Records excerpted from a collection
++++
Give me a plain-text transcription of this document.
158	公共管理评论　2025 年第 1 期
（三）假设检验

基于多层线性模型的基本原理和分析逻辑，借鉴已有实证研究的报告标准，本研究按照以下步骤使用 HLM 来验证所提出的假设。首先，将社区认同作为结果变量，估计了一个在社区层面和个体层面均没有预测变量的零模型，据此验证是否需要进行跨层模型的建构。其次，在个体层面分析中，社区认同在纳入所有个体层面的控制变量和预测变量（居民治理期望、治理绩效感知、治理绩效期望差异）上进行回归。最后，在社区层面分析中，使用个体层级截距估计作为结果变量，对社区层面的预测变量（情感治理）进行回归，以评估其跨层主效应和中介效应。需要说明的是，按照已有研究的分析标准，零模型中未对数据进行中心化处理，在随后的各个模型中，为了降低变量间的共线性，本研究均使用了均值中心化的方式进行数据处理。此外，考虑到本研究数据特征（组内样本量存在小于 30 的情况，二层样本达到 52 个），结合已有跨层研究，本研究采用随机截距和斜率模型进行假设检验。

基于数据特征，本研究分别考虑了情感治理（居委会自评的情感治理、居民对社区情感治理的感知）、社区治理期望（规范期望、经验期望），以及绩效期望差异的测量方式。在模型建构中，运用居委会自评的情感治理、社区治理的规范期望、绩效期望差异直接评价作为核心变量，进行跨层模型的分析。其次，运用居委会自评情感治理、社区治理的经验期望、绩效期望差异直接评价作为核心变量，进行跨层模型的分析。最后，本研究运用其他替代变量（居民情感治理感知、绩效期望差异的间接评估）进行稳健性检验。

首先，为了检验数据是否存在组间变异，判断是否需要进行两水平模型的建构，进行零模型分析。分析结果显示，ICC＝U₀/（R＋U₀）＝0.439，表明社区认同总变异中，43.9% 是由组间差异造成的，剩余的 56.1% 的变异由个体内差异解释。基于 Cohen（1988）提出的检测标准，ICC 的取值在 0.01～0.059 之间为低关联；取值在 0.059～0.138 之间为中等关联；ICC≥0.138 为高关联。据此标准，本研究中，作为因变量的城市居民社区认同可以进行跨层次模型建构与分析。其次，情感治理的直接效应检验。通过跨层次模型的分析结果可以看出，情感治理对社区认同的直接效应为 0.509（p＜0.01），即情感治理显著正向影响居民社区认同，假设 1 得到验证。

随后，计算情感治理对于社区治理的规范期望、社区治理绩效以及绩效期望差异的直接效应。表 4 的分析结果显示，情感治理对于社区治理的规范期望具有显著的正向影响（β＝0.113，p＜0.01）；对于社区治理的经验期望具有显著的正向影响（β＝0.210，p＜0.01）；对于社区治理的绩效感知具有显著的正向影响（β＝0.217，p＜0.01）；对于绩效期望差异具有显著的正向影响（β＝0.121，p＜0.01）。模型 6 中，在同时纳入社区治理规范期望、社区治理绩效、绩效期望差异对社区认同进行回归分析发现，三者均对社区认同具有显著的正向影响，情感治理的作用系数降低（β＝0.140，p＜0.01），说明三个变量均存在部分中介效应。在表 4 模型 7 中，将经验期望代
++++
__Given task__. All entries must be repeated verbatim.

__Exercise solution__.
Give me a plain-text transcription of this document.
158	公共管理评论　2025 年第 1 期
（三）假设检验

基于多层线性模型的基本原理和分析逻辑，借鉴已有实证研究的报告标准，本研究按照以下步骤使用 HLM 来验证所提出的假设。首先，将社区认同作为结果变量，估计了一个在社区层面和个体层面均没有预测变量的零模型，据此验证是否需要进行跨层模型的建构。其次，在个体层面分析中，社区认同在纳入所有个体层面的控制变量和预测变量（居民治理期望、治理绩效感知、治理绩效期望差异）上进行回归。最后，在社区层面分析中，使用个体层级截距估计作为结果变量，对社区层面的预测变量（情感治理）进行回归，以评估其跨层主效应和中介效应。需要说明的是，按照已有研究的分析标准，零模型中未对数据进行中心化处理，在随后的各个模型中，为了降低变量间的共线性，本研究均使用了均值中心化的方式进行数据处理。此外，考虑到本研究数据特征（组内样本量存在小于 30 的情况，二层样本达到 52 个），结合已有跨层研究，本研究采用随机截距和斜率模型进行假设检验。

基于数据特征，本研究分别考虑了情感治理（居委会自评的情感治理、居民对社区情感治理的感知）、社区治理期望（规范期望、经验期望），以及绩效期望差异的测量方式。在模型建构中，运用居委会自评的情感治理、社区治理的规范期望、绩效期望差异直接评价作为核心变量，进行跨层模型的分析。其次，运用居委会自评情感治理、社区治理的经验期望、绩效期望差异直接评价作为核心变量，进行跨层模型的分析。最后，本研究运用其他替代变量（居民情感治理感知、绩效期望差异的间接评估）进行稳健性检验。

首先，为了检验数据是否存在组间变异，判断是否需要进行两水平模型的建构，进行零模型分析。分析结果显示，ICC＝U₀/（R＋U₀）＝0.439，表明社区认同总变异中，43.9% 是由组间差异造成的，剩余的 56.1% 的变异由个体内差异解释。基于 Cohen（1988）提出的检测标准，ICC 的取值在 0.01～0.059 之间为低关联；取值在 0.059～0.138 之间为中等关联；ICC≥0.138 为高关联。据此标准，本研究中，作为因变量的城市居民社区认同可以进行跨层次模型建构与分析。其次，情感治理的直接效应检验。通过跨层次模型的分析结果可以看出，情感治理对社区认同的直接效应为 0.509（p＜0.01），即情感治理显著正向影响居民社区认同，假设 1 得到验证。

随后，计算情感治理对于社区治理的规范期望、社区治理绩效以及绩效期望差异的直接效应。表 4 的分析结果显示，情感治理对于社区治理的规范期望具有显著的正向影响（β＝0.113，p＜0.01）；对于社区治理的经验期望具有显著的正向影响（β＝0.210，p＜0.01）；对于社区治理的绩效感知具有显著的正向影响（β＝0.217，p＜0.01）；对于绩效期望差异具有显著的正向影响（β＝0.121，p＜0.01）。模型 6 中，在同时纳入社区治理规范期望、社区治理绩效、绩效期望差异对社区认同进行回归分析发现，三者均对社区认同具有显著的正向影响，情感治理的作用系数降低（β＝0.140，p＜0.01），说明三个变量均存在部分中介效应。在表 4 模型 7 中，将经验期望代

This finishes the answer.